** The problem **
Retype, character for character, the rows from the one containing "line-number: 1 [27,85,30,91]" up to and including the one containing "catalog-number: Cat. No.".

** Raw data **
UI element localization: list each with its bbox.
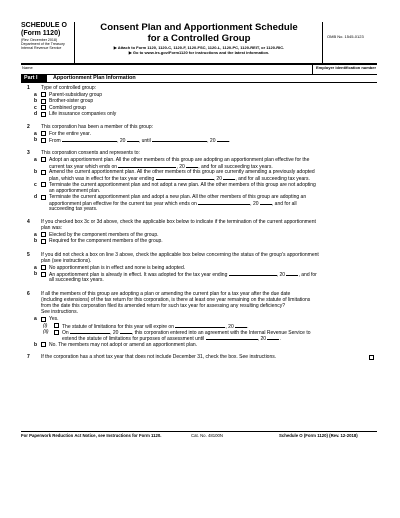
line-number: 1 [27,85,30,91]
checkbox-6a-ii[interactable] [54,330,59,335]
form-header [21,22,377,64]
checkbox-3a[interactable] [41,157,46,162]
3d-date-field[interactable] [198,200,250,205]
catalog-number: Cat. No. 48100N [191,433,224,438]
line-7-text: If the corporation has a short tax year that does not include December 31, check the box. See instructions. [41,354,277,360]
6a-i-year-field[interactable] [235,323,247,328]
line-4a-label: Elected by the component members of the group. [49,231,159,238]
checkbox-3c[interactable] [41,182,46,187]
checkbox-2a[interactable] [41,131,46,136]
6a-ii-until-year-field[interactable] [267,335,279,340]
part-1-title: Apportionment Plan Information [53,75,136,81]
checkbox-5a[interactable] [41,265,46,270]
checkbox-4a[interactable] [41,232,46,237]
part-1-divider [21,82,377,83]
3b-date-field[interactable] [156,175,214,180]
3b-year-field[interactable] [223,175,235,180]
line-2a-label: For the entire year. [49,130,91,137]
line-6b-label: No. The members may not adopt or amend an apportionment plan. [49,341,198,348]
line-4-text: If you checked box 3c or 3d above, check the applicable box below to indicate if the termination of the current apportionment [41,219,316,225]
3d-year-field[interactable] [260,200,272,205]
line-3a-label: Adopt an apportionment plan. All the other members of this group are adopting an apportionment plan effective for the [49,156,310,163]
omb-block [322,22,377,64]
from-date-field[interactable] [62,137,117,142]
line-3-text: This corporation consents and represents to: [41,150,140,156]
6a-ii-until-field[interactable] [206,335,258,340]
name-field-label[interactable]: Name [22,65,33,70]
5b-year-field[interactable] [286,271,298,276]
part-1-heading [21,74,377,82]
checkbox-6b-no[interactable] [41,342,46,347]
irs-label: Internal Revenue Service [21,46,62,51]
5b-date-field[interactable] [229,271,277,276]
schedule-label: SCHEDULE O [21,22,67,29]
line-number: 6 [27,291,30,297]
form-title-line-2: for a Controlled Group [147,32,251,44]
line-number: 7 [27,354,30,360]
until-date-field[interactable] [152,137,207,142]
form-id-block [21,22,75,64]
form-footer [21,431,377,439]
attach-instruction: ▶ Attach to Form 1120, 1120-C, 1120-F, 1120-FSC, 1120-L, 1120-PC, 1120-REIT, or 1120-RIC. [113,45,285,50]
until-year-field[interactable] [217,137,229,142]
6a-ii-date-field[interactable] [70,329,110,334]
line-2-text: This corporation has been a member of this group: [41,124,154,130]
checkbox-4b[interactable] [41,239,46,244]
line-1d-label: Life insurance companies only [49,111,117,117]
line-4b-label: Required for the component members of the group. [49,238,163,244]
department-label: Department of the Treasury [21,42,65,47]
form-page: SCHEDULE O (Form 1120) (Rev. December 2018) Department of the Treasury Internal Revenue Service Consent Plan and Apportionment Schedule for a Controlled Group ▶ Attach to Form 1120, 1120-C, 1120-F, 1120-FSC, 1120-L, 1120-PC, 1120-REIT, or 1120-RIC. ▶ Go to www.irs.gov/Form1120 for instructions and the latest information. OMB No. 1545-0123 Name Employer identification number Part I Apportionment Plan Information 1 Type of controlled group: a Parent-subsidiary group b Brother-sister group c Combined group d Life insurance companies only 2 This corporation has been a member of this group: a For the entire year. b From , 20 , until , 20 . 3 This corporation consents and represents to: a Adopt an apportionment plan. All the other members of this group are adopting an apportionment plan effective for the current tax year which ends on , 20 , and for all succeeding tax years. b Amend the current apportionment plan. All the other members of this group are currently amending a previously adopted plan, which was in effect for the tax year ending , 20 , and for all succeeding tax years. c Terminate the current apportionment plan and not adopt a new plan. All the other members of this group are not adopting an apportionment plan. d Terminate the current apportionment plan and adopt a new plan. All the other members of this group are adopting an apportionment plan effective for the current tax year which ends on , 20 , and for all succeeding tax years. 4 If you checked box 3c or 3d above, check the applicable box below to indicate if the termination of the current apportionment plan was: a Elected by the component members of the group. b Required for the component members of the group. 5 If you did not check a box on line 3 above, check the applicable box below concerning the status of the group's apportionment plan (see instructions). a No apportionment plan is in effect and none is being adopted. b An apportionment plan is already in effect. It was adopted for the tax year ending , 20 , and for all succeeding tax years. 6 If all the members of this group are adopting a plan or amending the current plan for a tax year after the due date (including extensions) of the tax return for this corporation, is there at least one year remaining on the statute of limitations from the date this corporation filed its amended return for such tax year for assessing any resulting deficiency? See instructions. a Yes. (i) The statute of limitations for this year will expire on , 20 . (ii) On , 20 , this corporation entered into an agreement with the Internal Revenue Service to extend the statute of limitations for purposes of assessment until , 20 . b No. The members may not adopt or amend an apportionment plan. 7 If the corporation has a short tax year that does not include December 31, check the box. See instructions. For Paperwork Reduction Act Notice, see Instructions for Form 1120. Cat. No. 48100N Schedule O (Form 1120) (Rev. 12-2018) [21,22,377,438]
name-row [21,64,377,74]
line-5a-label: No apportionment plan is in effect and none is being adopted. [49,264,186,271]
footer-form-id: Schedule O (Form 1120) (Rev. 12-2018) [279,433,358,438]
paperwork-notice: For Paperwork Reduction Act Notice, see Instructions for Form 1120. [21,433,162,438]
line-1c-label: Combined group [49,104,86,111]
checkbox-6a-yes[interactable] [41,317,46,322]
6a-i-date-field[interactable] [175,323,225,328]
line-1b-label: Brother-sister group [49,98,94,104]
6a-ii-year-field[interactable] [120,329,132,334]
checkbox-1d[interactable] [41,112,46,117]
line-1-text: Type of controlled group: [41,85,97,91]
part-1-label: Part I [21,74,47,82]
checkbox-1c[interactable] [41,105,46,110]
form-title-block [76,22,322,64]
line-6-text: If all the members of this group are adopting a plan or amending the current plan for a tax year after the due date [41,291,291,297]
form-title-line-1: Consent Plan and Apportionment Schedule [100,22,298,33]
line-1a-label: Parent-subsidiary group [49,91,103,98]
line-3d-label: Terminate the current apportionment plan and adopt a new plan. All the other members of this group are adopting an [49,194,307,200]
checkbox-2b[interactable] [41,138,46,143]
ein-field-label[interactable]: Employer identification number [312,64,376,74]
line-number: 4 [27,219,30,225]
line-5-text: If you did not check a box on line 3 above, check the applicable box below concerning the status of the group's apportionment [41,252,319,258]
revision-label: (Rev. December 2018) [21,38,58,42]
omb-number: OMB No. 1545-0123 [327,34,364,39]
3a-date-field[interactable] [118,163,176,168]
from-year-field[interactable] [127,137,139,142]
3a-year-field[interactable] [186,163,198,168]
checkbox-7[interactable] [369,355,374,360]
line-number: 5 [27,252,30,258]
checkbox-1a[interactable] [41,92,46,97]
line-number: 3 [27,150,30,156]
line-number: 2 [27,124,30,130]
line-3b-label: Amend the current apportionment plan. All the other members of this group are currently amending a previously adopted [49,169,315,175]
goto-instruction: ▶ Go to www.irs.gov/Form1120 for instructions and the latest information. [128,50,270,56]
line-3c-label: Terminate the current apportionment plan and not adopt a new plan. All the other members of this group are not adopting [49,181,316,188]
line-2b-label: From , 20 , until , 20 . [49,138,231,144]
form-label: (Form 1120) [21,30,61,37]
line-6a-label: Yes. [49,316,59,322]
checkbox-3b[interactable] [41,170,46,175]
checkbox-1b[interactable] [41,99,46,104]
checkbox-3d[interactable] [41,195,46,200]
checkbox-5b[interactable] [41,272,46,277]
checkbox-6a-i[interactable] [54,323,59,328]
...
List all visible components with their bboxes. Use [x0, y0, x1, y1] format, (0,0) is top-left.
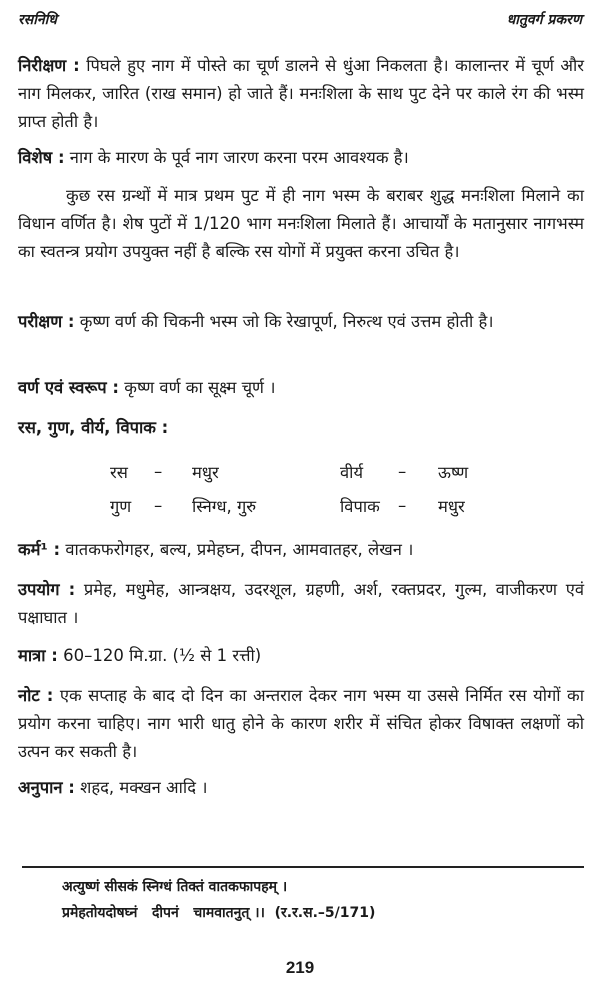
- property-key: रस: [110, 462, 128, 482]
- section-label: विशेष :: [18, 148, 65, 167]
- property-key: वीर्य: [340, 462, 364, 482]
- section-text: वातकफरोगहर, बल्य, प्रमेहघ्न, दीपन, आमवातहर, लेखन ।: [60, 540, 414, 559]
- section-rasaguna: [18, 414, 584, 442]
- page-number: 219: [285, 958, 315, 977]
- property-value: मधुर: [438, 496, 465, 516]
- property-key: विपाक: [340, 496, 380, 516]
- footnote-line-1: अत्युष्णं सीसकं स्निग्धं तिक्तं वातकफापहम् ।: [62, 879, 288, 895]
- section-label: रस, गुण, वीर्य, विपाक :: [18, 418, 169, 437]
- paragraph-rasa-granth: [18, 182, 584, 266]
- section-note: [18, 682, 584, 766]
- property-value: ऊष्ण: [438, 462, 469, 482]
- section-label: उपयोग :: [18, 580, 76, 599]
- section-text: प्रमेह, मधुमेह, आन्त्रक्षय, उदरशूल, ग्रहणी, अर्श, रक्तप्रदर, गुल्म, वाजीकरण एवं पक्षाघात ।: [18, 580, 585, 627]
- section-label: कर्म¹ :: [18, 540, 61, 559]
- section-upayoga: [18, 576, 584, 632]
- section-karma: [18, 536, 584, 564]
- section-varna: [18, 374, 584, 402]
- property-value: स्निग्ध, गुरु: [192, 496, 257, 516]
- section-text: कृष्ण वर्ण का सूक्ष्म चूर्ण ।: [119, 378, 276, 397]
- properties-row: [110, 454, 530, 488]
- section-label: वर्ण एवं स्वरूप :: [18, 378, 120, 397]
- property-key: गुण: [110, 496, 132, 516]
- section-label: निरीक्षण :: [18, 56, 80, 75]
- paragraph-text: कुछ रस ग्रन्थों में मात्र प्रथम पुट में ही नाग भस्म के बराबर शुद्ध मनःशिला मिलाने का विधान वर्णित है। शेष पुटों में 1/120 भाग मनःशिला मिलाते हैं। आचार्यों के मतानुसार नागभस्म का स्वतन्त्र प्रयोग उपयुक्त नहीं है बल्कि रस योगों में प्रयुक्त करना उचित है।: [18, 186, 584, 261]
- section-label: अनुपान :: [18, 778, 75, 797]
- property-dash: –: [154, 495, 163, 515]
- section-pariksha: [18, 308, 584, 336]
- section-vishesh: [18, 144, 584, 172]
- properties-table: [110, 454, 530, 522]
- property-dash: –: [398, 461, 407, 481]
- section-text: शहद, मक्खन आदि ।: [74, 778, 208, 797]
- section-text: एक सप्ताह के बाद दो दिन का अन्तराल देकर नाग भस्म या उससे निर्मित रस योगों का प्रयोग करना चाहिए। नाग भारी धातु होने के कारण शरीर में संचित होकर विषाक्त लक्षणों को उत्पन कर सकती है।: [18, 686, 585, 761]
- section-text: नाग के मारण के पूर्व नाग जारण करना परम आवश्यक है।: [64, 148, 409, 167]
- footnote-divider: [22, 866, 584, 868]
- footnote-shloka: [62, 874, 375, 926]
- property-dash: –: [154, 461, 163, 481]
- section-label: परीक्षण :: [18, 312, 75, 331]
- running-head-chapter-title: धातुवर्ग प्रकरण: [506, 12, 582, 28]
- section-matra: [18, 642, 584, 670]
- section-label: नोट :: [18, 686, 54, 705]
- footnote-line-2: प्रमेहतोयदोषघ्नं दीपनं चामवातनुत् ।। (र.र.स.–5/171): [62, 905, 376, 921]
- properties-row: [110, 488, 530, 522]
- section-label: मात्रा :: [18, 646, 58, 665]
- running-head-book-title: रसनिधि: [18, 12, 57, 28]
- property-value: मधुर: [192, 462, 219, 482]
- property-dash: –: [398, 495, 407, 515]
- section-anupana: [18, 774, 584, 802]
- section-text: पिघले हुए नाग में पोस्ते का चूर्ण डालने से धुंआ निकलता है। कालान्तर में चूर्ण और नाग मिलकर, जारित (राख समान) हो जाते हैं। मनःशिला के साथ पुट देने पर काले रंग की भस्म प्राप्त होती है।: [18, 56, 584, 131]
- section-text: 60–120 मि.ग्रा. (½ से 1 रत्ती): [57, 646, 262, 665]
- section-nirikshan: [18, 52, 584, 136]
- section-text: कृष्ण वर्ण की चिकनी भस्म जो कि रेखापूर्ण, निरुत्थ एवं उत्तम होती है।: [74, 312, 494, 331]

** Final result **
line-number: 1 [27,85,30,91]
checkbox-6a-ii[interactable] [54,330,59,335]
form-header [21,22,377,64]
checkbox-3a[interactable] [41,157,46,162]
3d-date-field[interactable] [198,200,250,205]
catalog-number: Cat. No. 48100N [191,433,224,438]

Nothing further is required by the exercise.